▸ **Exercise task**
Retype all of the data exactly as given.

Dataset items

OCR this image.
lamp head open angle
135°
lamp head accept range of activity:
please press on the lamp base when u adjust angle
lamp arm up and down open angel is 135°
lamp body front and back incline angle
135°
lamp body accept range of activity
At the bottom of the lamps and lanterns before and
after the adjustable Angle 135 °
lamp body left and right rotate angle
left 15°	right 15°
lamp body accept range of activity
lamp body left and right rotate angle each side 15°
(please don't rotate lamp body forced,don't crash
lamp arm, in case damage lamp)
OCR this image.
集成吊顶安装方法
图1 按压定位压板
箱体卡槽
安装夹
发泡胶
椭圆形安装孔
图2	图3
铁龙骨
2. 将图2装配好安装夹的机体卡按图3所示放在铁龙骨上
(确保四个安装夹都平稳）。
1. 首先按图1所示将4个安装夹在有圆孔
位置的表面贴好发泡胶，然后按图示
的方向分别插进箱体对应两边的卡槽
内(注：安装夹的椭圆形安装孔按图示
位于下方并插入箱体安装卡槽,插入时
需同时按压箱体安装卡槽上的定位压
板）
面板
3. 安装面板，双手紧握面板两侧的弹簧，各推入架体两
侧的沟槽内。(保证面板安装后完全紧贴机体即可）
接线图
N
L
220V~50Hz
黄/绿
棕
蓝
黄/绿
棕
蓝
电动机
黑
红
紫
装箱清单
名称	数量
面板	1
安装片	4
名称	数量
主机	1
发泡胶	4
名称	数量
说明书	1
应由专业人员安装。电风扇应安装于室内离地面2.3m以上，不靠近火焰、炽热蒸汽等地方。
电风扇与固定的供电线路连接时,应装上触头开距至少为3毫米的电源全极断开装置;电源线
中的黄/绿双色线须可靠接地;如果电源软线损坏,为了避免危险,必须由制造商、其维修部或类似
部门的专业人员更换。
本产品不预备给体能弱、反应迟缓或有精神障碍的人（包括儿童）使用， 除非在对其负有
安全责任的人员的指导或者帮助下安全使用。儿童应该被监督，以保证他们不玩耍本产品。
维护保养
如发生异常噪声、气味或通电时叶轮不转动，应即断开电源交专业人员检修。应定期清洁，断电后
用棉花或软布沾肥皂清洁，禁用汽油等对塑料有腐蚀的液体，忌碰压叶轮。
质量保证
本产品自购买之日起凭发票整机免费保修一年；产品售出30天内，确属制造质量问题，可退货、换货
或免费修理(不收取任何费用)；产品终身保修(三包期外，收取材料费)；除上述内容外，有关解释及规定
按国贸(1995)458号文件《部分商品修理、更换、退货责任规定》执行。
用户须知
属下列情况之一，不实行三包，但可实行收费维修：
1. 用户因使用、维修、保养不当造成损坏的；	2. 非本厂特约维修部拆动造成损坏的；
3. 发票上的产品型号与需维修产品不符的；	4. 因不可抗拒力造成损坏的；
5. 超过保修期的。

▸ **Full answer**
OCR this image.
lamp head open angle
135°
lamp head accept range of activity:
please press on the lamp base when u adjust angle
lamp arm up and down open angel is 135°
lamp body front and back incline angle
135°
lamp body accept range of activity
At the bottom of the lamps and lanterns before and
after the adjustable Angle 135 °
lamp body left and right rotate angle
left 15°	right 15°
lamp body accept range of activity
lamp body left and right rotate angle each side 15°
(please don't rotate lamp body forced,don't crash
lamp arm, in case damage lamp)
OCR this image.
集成吊顶安装方法
图1 按压定位压板
箱体卡槽
安装夹
发泡胶
椭圆形安装孔
图2	图3
铁龙骨
2. 将图2装配好安装夹的机体卡按图3所示放在铁龙骨上
(确保四个安装夹都平稳）。
1. 首先按图1所示将4个安装夹在有圆孔
位置的表面贴好发泡胶，然后按图示
的方向分别插进箱体对应两边的卡槽
内(注：安装夹的椭圆形安装孔按图示
位于下方并插入箱体安装卡槽,插入时
需同时按压箱体安装卡槽上的定位压
板）
面板
3. 安装面板，双手紧握面板两侧的弹簧，各推入架体两
侧的沟槽内。(保证面板安装后完全紧贴机体即可）
接线图
N
L
220V~50Hz
黄/绿
棕
蓝
黄/绿
棕
蓝
电动机
黑
红
紫
装箱清单
名称	数量
面板	1
安装片	4
名称	数量
主机	1
发泡胶	4
名称	数量
说明书	1
应由专业人员安装。电风扇应安装于室内离地面2.3m以上，不靠近火焰、炽热蒸汽等地方。
电风扇与固定的供电线路连接时,应装上触头开距至少为3毫米的电源全极断开装置;电源线
中的黄/绿双色线须可靠接地;如果电源软线损坏,为了避免危险,必须由制造商、其维修部或类似
部门的专业人员更换。
本产品不预备给体能弱、反应迟缓或有精神障碍的人（包括儿童）使用， 除非在对其负有
安全责任的人员的指导或者帮助下安全使用。儿童应该被监督，以保证他们不玩耍本产品。
维护保养
如发生异常噪声、气味或通电时叶轮不转动，应即断开电源交专业人员检修。应定期清洁，断电后
用棉花或软布沾肥皂清洁，禁用汽油等对塑料有腐蚀的液体，忌碰压叶轮。
质量保证
本产品自购买之日起凭发票整机免费保修一年；产品售出30天内，确属制造质量问题，可退货、换货
或免费修理(不收取任何费用)；产品终身保修(三包期外，收取材料费)；除上述内容外，有关解释及规定
按国贸(1995)458号文件《部分商品修理、更换、退货责任规定》执行。
用户须知
属下列情况之一，不实行三包，但可实行收费维修：
1. 用户因使用、维修、保养不当造成损坏的；	2. 非本厂特约维修部拆动造成损坏的；
3. 发票上的产品型号与需维修产品不符的；	4. 因不可抗拒力造成损坏的；
5. 超过保修期的。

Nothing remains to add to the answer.